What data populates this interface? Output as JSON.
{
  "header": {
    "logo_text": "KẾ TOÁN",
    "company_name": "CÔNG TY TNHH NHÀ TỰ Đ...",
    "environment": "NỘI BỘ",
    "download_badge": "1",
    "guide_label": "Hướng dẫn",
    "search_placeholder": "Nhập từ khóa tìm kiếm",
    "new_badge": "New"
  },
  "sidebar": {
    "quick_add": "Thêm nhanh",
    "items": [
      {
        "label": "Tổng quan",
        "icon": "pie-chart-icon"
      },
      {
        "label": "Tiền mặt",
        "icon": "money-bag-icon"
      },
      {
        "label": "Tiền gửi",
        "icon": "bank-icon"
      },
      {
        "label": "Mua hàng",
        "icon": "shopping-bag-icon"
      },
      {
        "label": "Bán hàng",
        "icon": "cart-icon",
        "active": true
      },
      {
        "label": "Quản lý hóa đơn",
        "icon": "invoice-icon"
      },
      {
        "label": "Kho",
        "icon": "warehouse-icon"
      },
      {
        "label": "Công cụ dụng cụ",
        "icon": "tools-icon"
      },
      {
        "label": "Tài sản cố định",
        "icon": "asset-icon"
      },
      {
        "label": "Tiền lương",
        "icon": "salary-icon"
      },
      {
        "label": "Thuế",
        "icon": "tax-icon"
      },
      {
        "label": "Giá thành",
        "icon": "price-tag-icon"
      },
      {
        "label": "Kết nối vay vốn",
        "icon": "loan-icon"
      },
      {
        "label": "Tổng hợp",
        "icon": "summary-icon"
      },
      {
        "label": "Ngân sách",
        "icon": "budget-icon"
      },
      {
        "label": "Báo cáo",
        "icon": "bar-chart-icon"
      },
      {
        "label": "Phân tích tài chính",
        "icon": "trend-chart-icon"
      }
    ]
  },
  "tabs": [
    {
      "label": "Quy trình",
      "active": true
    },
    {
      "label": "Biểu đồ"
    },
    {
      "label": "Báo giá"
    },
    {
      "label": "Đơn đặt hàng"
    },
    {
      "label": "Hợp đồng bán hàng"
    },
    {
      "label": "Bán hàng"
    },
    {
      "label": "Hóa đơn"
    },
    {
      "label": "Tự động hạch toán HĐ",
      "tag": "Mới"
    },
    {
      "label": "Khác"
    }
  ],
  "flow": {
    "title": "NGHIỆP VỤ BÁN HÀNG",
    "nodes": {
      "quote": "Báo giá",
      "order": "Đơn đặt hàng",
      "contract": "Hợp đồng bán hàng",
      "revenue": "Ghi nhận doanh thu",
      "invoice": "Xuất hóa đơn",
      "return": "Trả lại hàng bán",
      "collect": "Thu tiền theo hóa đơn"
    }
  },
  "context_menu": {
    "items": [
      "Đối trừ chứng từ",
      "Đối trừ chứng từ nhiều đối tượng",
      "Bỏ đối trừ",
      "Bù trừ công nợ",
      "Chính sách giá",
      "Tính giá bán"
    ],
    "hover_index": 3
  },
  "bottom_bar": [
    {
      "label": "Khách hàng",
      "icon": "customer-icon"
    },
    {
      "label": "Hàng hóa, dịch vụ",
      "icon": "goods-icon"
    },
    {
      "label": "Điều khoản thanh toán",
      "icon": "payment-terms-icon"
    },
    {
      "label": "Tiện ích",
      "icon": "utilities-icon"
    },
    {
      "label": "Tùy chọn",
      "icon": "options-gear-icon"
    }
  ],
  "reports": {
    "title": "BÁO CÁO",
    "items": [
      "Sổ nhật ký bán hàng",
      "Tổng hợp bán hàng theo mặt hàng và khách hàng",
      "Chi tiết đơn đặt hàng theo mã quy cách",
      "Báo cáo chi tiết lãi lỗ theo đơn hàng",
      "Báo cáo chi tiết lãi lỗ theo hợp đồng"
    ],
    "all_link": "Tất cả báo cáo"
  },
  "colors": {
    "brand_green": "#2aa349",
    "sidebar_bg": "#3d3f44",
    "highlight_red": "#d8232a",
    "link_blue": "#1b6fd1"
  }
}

--- --- ---

Problem details → Extract, word for word, each line of the listing above.

Full solution →
What data populates this interface? Output as JSON.
{
  "header": {
    "logo_text": "KẾ TOÁN",
    "company_name": "CÔNG TY TNHH NHÀ TỰ Đ...",
    "environment": "NỘI BỘ",
    "download_badge": "1",
    "guide_label": "Hướng dẫn",
    "search_placeholder": "Nhập từ khóa tìm kiếm",
    "new_badge": "New"
  },
  "sidebar": {
    "quick_add": "Thêm nhanh",
    "items": [
      {
        "label": "Tổng quan",
        "icon": "pie-chart-icon"
      },
      {
        "label": "Tiền mặt",
        "icon": "money-bag-icon"
      },
      {
        "label": "Tiền gửi",
        "icon": "bank-icon"
      },
      {
        "label": "Mua hàng",
        "icon": "shopping-bag-icon"
      },
      {
        "label": "Bán hàng",
        "icon": "cart-icon",
        "active": true
      },
      {
        "label": "Quản lý hóa đơn",
        "icon": "invoice-icon"
      },
      {
        "label": "Kho",
        "icon": "warehouse-icon"
      },
      {
        "label": "Công cụ dụng cụ",
        "icon": "tools-icon"
      },
      {
        "label": "Tài sản cố định",
        "icon": "asset-icon"
      },
      {
        "label": "Tiền lương",
        "icon": "salary-icon"
      },
      {
        "label": "Thuế",
        "icon": "tax-icon"
      },
      {
        "label": "Giá thành",
        "icon": "price-tag-icon"
      },
      {
        "label": "Kết nối vay vốn",
        "icon": "loan-icon"
      },
      {
        "label": "Tổng hợp",
        "icon": "summary-icon"
      },
      {
        "label": "Ngân sách",
        "icon": "budget-icon"
      },
      {
        "label": "Báo cáo",
        "icon": "bar-chart-icon"
      },
      {
        "label": "Phân tích tài chính",
        "icon": "trend-chart-icon"
      }
    ]
  },
  "tabs": [
    {
      "label": "Quy trình",
      "active": true
    },
    {
      "label": "Biểu đồ"
    },
    {
      "label": "Báo giá"
    },
    {
      "label": "Đơn đặt hàng"
    },
    {
      "label": "Hợp đồng bán hàng"
    },
    {
      "label": "Bán hàng"
    },
    {
      "label": "Hóa đơn"
    },
    {
      "label": "Tự động hạch toán HĐ",
      "tag": "Mới"
    },
    {
      "label": "Khác"
    }
  ],
  "flow": {
    "title": "NGHIỆP VỤ BÁN HÀNG",
    "nodes": {
      "quote": "Báo giá",
      "order": "Đơn đặt hàng",
      "contract": "Hợp đồng bán hàng",
      "revenue": "Ghi nhận doanh thu",
      "invoice": "Xuất hóa đơn",
      "return": "Trả lại hàng bán",
      "collect": "Thu tiền theo hóa đơn"
    }
  },
  "context_menu": {
    "items": [
      "Đối trừ chứng từ",
      "Đối trừ chứng từ nhiều đối tượng",
      "Bỏ đối trừ",
      "Bù trừ công nợ",
      "Chính sách giá",
      "Tính giá bán"
    ],
    "hover_index": 3
  },
  "bottom_bar": [
    {
      "label": "Khách hàng",
      "icon": "customer-icon"
    },
    {
      "label": "Hàng hóa, dịch vụ",
      "icon": "goods-icon"
    },
    {
      "label": "Điều khoản thanh toán",
      "icon": "payment-terms-icon"
    },
    {
      "label": "Tiện ích",
      "icon": "utilities-icon"
    },
    {
      "label": "Tùy chọn",
      "icon": "options-gear-icon"
    }
  ],
  "reports": {
    "title": "BÁO CÁO",
    "items": [
      "Sổ nhật ký bán hàng",
      "Tổng hợp bán hàng theo mặt hàng và khách hàng",
      "Chi tiết đơn đặt hàng theo mã quy cách",
      "Báo cáo chi tiết lãi lỗ theo đơn hàng",
      "Báo cáo chi tiết lãi lỗ theo hợp đồng"
    ],
    "all_link": "Tất cả báo cáo"
  },
  "colors": {
    "brand_green": "#2aa349",
    "sidebar_bg": "#3d3f44",
    "highlight_red": "#d8232a",
    "link_blue": "#1b6fd1"
  }
}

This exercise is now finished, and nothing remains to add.